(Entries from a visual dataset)
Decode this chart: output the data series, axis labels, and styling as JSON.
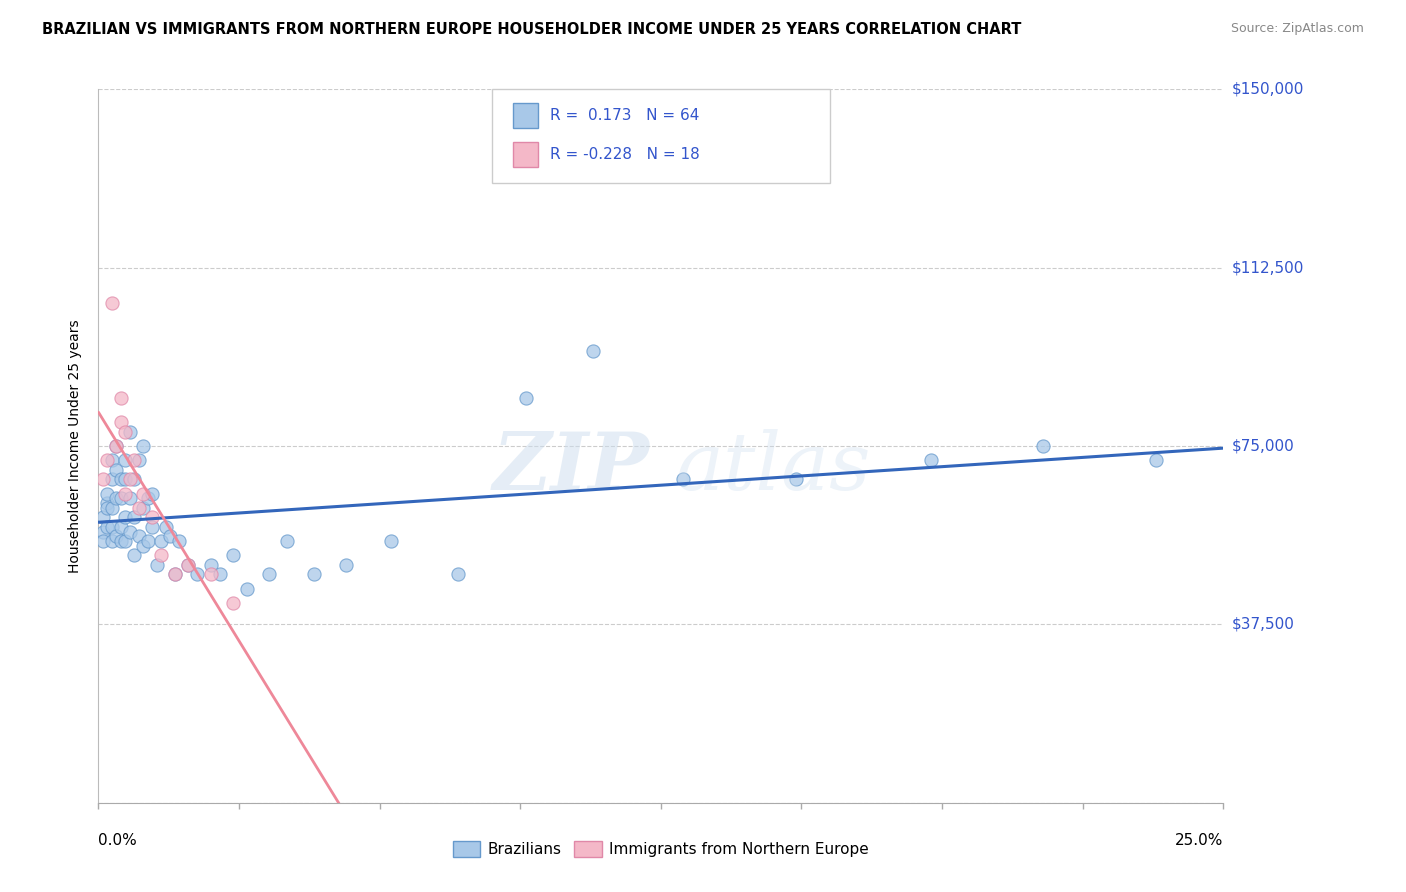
{
  "title": "BRAZILIAN VS IMMIGRANTS FROM NORTHERN EUROPE HOUSEHOLDER INCOME UNDER 25 YEARS CORRELATION CHART",
  "source": "Source: ZipAtlas.com",
  "ylabel": "Householder Income Under 25 years",
  "legend_label_1": "Brazilians",
  "legend_label_2": "Immigrants from Northern Europe",
  "R1": 0.173,
  "N1": 64,
  "R2": -0.228,
  "N2": 18,
  "ylim": [
    0,
    150000
  ],
  "xlim": [
    0.0,
    0.25
  ],
  "yticks": [
    0,
    37500,
    75000,
    112500,
    150000
  ],
  "ytick_labels": [
    "",
    "$37,500",
    "$75,000",
    "$112,500",
    "$150,000"
  ],
  "color_blue": "#a8c8e8",
  "color_pink": "#f4b8c8",
  "color_blue_edge": "#6699cc",
  "color_pink_edge": "#e088a8",
  "color_blue_line": "#3366bb",
  "color_pink_line": "#ee8899",
  "color_text_blue": "#3355cc",
  "background_color": "#ffffff",
  "grid_color": "#cccccc",
  "brazilians_x": [
    0.001,
    0.001,
    0.001,
    0.002,
    0.002,
    0.002,
    0.002,
    0.003,
    0.003,
    0.003,
    0.003,
    0.003,
    0.004,
    0.004,
    0.004,
    0.004,
    0.005,
    0.005,
    0.005,
    0.005,
    0.006,
    0.006,
    0.006,
    0.006,
    0.007,
    0.007,
    0.007,
    0.008,
    0.008,
    0.008,
    0.009,
    0.009,
    0.01,
    0.01,
    0.01,
    0.011,
    0.011,
    0.012,
    0.012,
    0.013,
    0.014,
    0.015,
    0.016,
    0.017,
    0.018,
    0.02,
    0.022,
    0.025,
    0.027,
    0.03,
    0.033,
    0.038,
    0.042,
    0.048,
    0.055,
    0.065,
    0.08,
    0.095,
    0.11,
    0.13,
    0.155,
    0.185,
    0.21,
    0.235
  ],
  "brazilians_y": [
    60000,
    57000,
    55000,
    63000,
    58000,
    65000,
    62000,
    68000,
    72000,
    58000,
    55000,
    62000,
    56000,
    64000,
    70000,
    75000,
    58000,
    64000,
    68000,
    55000,
    55000,
    60000,
    68000,
    72000,
    57000,
    64000,
    78000,
    52000,
    60000,
    68000,
    56000,
    72000,
    54000,
    62000,
    75000,
    55000,
    64000,
    58000,
    65000,
    50000,
    55000,
    58000,
    56000,
    48000,
    55000,
    50000,
    48000,
    50000,
    48000,
    52000,
    45000,
    48000,
    55000,
    48000,
    50000,
    55000,
    48000,
    85000,
    95000,
    68000,
    68000,
    72000,
    75000,
    72000
  ],
  "immigrants_x": [
    0.001,
    0.002,
    0.003,
    0.004,
    0.005,
    0.005,
    0.006,
    0.006,
    0.007,
    0.008,
    0.009,
    0.01,
    0.012,
    0.014,
    0.017,
    0.02,
    0.025,
    0.03
  ],
  "immigrants_y": [
    68000,
    72000,
    105000,
    75000,
    80000,
    85000,
    78000,
    65000,
    68000,
    72000,
    62000,
    65000,
    60000,
    52000,
    48000,
    50000,
    48000,
    42000
  ]
}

**REQUEST**
Transcribe all of the records above character for character. Exclude the pictures.

**ANSWER TO THIS PROBLEM**
Decode this chart: output the data series, axis labels, and styling as JSON.
{
  "title": "BRAZILIAN VS IMMIGRANTS FROM NORTHERN EUROPE HOUSEHOLDER INCOME UNDER 25 YEARS CORRELATION CHART",
  "source": "Source: ZipAtlas.com",
  "ylabel": "Householder Income Under 25 years",
  "legend_label_1": "Brazilians",
  "legend_label_2": "Immigrants from Northern Europe",
  "R1": 0.173,
  "N1": 64,
  "R2": -0.228,
  "N2": 18,
  "ylim": [
    0,
    150000
  ],
  "xlim": [
    0.0,
    0.25
  ],
  "yticks": [
    0,
    37500,
    75000,
    112500,
    150000
  ],
  "ytick_labels": [
    "",
    "$37,500",
    "$75,000",
    "$112,500",
    "$150,000"
  ],
  "color_blue": "#a8c8e8",
  "color_pink": "#f4b8c8",
  "color_blue_edge": "#6699cc",
  "color_pink_edge": "#e088a8",
  "color_blue_line": "#3366bb",
  "color_pink_line": "#ee8899",
  "color_text_blue": "#3355cc",
  "background_color": "#ffffff",
  "grid_color": "#cccccc",
  "brazilians_x": [
    0.001,
    0.001,
    0.001,
    0.002,
    0.002,
    0.002,
    0.002,
    0.003,
    0.003,
    0.003,
    0.003,
    0.003,
    0.004,
    0.004,
    0.004,
    0.004,
    0.005,
    0.005,
    0.005,
    0.005,
    0.006,
    0.006,
    0.006,
    0.006,
    0.007,
    0.007,
    0.007,
    0.008,
    0.008,
    0.008,
    0.009,
    0.009,
    0.01,
    0.01,
    0.01,
    0.011,
    0.011,
    0.012,
    0.012,
    0.013,
    0.014,
    0.015,
    0.016,
    0.017,
    0.018,
    0.02,
    0.022,
    0.025,
    0.027,
    0.03,
    0.033,
    0.038,
    0.042,
    0.048,
    0.055,
    0.065,
    0.08,
    0.095,
    0.11,
    0.13,
    0.155,
    0.185,
    0.21,
    0.235
  ],
  "brazilians_y": [
    60000,
    57000,
    55000,
    63000,
    58000,
    65000,
    62000,
    68000,
    72000,
    58000,
    55000,
    62000,
    56000,
    64000,
    70000,
    75000,
    58000,
    64000,
    68000,
    55000,
    55000,
    60000,
    68000,
    72000,
    57000,
    64000,
    78000,
    52000,
    60000,
    68000,
    56000,
    72000,
    54000,
    62000,
    75000,
    55000,
    64000,
    58000,
    65000,
    50000,
    55000,
    58000,
    56000,
    48000,
    55000,
    50000,
    48000,
    50000,
    48000,
    52000,
    45000,
    48000,
    55000,
    48000,
    50000,
    55000,
    48000,
    85000,
    95000,
    68000,
    68000,
    72000,
    75000,
    72000
  ],
  "immigrants_x": [
    0.001,
    0.002,
    0.003,
    0.004,
    0.005,
    0.005,
    0.006,
    0.006,
    0.007,
    0.008,
    0.009,
    0.01,
    0.012,
    0.014,
    0.017,
    0.02,
    0.025,
    0.03
  ],
  "immigrants_y": [
    68000,
    72000,
    105000,
    75000,
    80000,
    85000,
    78000,
    65000,
    68000,
    72000,
    62000,
    65000,
    60000,
    52000,
    48000,
    50000,
    48000,
    42000
  ]
}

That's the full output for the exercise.